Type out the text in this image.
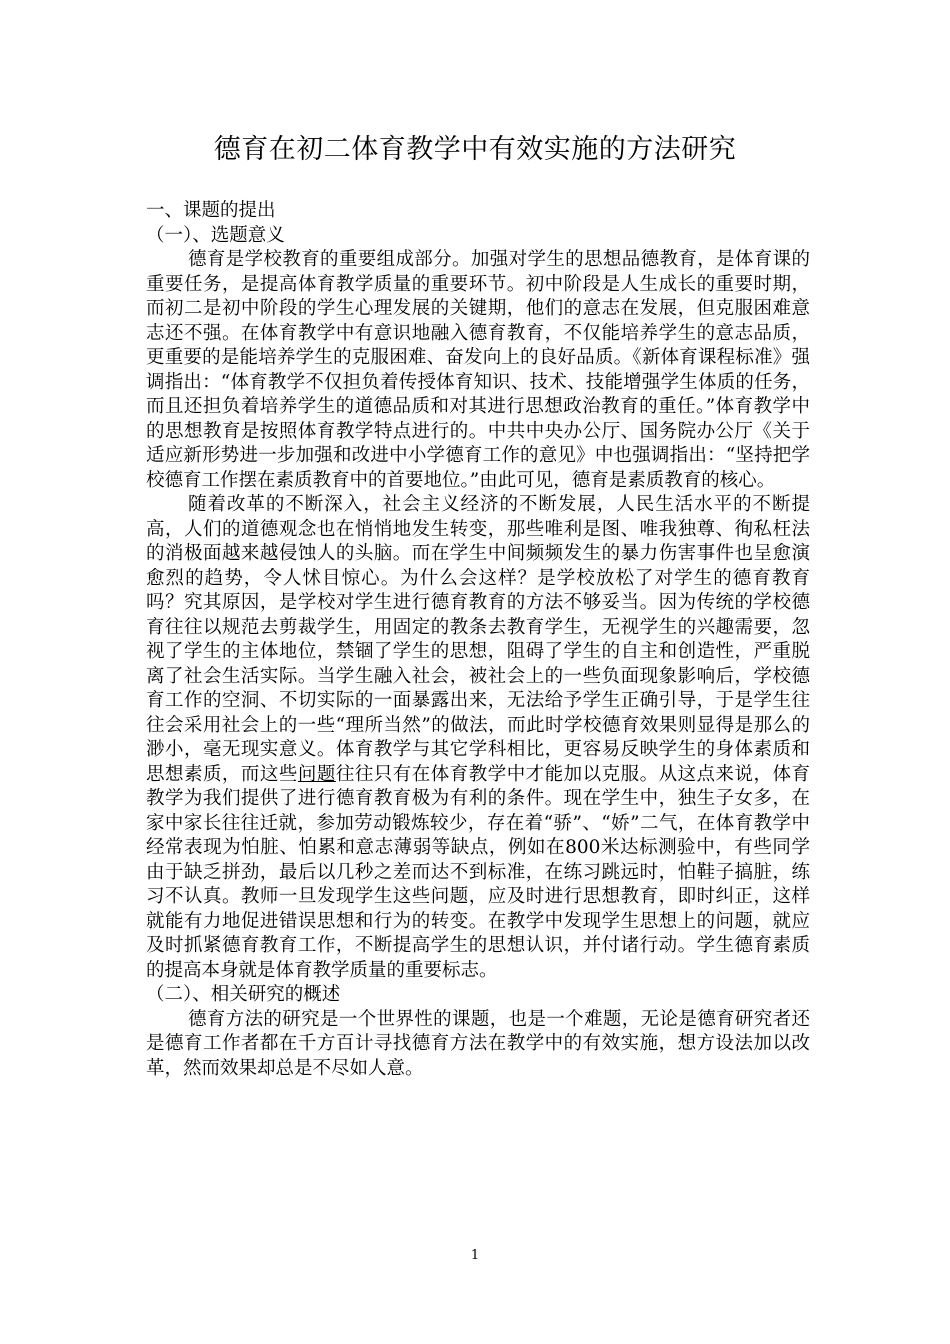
德育在初二体育教学中有效实施的方法研究

一、课题的提出

（一）、选题意义

德育是学校教育的重要组成部分。加强对学生的思想品德教育，是体育课的重要任务，是提高体育教学质量的重要环节。初中阶段是人生成长的重要时期，而初二是初中阶段的学生心理发展的关键期，他们的意志在发展，但克服困难意志还不强。在体育教学中有意识地融入德育教育，不仅能培养学生的意志品质，更重要的是能培养学生的克服困难、奋发向上的良好品质。《新体育课程标准》强调指出：“体育教学不仅担负着传授体育知识、技术、技能增强学生体质的任务，而且还担负着培养学生的道德品质和对其进行思想政治教育的重任。”体育教学中的思想教育是按照体育教学特点进行的。中共中央办公厅、国务院办公厅《关于适应新形势进一步加强和改进中小学德育工作的意见》中也强调指出：“坚持把学校德育工作摆在素质教育中的首要地位。”由此可见，德育是素质教育的核心。

随着改革的不断深入，社会主义经济的不断发展，人民生活水平的不断提高，人们的道德观念也在悄悄地发生转变，那些唯利是图、唯我独尊、徇私枉法的消极面越来越侵蚀人的头脑。而在学生中间频频发生的暴力伤害事件也呈愈演愈烈的趋势，令人怵目惊心。为什么会这样？是学校放松了对学生的德育教育吗？究其原因，是学校对学生进行德育教育的方法不够妥当。因为传统的学校德育往往以规范去剪裁学生，用固定的教条去教育学生，无视学生的兴趣需要，忽视了学生的主体地位，禁锢了学生的思想，阻碍了学生的自主和创造性，严重脱离了社会生活实际。当学生融入社会，被社会上的一些负面现象影响后，学校德育工作的空洞、不切实际的一面暴露出来，无法给予学生正确引导，于是学生往往会采用社会上的一些“理所当然”的做法，而此时学校德育效果则显得是那么的渺小，毫无现实意义。体育教学与其它学科相比，更容易反映学生的身体素质和思想素质，而这些问题往往只有在体育教学中才能加以克服。从这点来说，体育教学为我们提供了进行德育教育极为有利的条件。现在学生中，独生子女多，在家中家长往往迁就，参加劳动锻炼较少，存在着“骄”、“娇”二气，在体育教学中经常表现为怕脏、怕累和意志薄弱等缺点，例如在800米达标测验中，有些同学由于缺乏拼劲，最后以几秒之差而达不到标准，在练习跳远时，怕鞋子搞脏，练习不认真。教师一旦发现学生这些问题，应及时进行思想教育，即时纠正，这样就能有力地促进错误思想和行为的转变。在教学中发现学生思想上的问题，就应及时抓紧德育教育工作，不断提高学生的思想认识，并付诸行动。学生德育素质的提高本身就是体育教学质量的重要标志。

（二）、相关研究的概述

德育方法的研究是一个世界性的课题，也是一个难题，无论是德育研究者还是德育工作者都在千方百计寻找德育方法在教学中的有效实施，想方设法加以改革，然而效果却总是不尽如人意。

1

> **Do this**
Repeat the data exactly, excluding the pictures.

> **Solution**
Type out the text in this image.
德育在初二体育教学中有效实施的方法研究

一、课题的提出

（一）、选题意义

德育是学校教育的重要组成部分。加强对学生的思想品德教育，是体育课的重要任务，是提高体育教学质量的重要环节。初中阶段是人生成长的重要时期，而初二是初中阶段的学生心理发展的关键期，他们的意志在发展，但克服困难意志还不强。在体育教学中有意识地融入德育教育，不仅能培养学生的意志品质，更重要的是能培养学生的克服困难、奋发向上的良好品质。《新体育课程标准》强调指出：“体育教学不仅担负着传授体育知识、技术、技能增强学生体质的任务，而且还担负着培养学生的道德品质和对其进行思想政治教育的重任。”体育教学中的思想教育是按照体育教学特点进行的。中共中央办公厅、国务院办公厅《关于适应新形势进一步加强和改进中小学德育工作的意见》中也强调指出：“坚持把学校德育工作摆在素质教育中的首要地位。”由此可见，德育是素质教育的核心。

随着改革的不断深入，社会主义经济的不断发展，人民生活水平的不断提高，人们的道德观念也在悄悄地发生转变，那些唯利是图、唯我独尊、徇私枉法的消极面越来越侵蚀人的头脑。而在学生中间频频发生的暴力伤害事件也呈愈演愈烈的趋势，令人怵目惊心。为什么会这样？是学校放松了对学生的德育教育吗？究其原因，是学校对学生进行德育教育的方法不够妥当。因为传统的学校德育往往以规范去剪裁学生，用固定的教条去教育学生，无视学生的兴趣需要，忽视了学生的主体地位，禁锢了学生的思想，阻碍了学生的自主和创造性，严重脱离了社会生活实际。当学生融入社会，被社会上的一些负面现象影响后，学校德育工作的空洞、不切实际的一面暴露出来，无法给予学生正确引导，于是学生往往会采用社会上的一些“理所当然”的做法，而此时学校德育效果则显得是那么的渺小，毫无现实意义。体育教学与其它学科相比，更容易反映学生的身体素质和思想素质，而这些问题往往只有在体育教学中才能加以克服。从这点来说，体育教学为我们提供了进行德育教育极为有利的条件。现在学生中，独生子女多，在家中家长往往迁就，参加劳动锻炼较少，存在着“骄”、“娇”二气，在体育教学中经常表现为怕脏、怕累和意志薄弱等缺点，例如在800米达标测验中，有些同学由于缺乏拼劲，最后以几秒之差而达不到标准，在练习跳远时，怕鞋子搞脏，练习不认真。教师一旦发现学生这些问题，应及时进行思想教育，即时纠正，这样就能有力地促进错误思想和行为的转变。在教学中发现学生思想上的问题，就应及时抓紧德育教育工作，不断提高学生的思想认识，并付诸行动。学生德育素质的提高本身就是体育教学质量的重要标志。

（二）、相关研究的概述

德育方法的研究是一个世界性的课题，也是一个难题，无论是德育研究者还是德育工作者都在千方百计寻找德育方法在教学中的有效实施，想方设法加以改革，然而效果却总是不尽如人意。

1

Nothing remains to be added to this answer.